Aim |
Give the count of lines in the data that include the string "this", with no added remarks.

Record list |
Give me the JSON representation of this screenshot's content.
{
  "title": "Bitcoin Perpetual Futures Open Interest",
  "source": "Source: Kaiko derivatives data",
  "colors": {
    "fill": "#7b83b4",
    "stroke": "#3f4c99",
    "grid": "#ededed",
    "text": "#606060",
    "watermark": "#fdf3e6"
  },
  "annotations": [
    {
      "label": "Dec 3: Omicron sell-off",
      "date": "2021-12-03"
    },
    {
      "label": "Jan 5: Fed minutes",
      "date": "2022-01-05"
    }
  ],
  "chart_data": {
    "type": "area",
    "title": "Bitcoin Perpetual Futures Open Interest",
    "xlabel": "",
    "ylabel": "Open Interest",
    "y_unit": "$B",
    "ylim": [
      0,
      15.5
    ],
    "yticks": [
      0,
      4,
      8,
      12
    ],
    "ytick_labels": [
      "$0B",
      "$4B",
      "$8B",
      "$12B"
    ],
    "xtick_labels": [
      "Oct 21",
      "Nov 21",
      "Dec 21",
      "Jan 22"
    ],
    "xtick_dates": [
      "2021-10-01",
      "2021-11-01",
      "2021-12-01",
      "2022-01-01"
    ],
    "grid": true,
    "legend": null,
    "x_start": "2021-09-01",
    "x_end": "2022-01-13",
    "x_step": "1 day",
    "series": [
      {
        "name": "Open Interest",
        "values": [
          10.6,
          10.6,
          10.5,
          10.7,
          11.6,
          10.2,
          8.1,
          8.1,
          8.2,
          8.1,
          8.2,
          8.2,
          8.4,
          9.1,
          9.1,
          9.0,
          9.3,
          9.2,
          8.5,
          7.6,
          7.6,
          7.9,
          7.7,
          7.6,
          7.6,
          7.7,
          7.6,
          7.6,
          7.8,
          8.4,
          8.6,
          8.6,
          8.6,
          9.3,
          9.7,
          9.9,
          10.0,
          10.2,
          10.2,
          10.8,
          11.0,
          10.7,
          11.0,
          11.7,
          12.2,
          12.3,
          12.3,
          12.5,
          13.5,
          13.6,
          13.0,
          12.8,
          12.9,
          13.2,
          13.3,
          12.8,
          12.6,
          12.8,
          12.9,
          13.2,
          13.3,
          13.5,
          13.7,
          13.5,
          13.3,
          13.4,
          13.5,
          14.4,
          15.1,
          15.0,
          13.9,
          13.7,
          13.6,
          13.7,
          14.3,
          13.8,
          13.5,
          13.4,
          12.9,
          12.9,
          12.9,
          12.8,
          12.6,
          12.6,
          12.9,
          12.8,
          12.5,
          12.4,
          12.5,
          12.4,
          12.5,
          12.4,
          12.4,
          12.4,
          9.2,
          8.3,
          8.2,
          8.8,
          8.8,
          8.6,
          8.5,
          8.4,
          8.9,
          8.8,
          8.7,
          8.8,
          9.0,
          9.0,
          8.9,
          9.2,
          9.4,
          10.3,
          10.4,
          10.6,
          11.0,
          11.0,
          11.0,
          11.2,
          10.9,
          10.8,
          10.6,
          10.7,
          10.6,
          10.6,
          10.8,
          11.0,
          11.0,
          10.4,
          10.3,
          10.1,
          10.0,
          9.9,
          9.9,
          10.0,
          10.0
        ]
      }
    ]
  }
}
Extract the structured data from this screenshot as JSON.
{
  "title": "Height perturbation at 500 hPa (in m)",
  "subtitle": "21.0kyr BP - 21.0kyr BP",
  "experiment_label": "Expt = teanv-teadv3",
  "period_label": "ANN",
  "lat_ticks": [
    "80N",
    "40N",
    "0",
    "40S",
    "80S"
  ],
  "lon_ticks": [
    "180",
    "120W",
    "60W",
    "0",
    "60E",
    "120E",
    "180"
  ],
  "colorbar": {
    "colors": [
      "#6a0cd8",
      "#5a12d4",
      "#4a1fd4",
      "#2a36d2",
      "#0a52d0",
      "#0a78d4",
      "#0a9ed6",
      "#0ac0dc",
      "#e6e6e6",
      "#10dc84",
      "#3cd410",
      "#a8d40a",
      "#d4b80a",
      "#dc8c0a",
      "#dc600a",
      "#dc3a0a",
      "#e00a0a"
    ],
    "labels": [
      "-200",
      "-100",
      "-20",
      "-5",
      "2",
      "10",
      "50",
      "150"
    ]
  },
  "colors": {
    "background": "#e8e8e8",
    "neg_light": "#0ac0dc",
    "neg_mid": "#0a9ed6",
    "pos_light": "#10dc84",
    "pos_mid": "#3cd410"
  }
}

Answer below |
2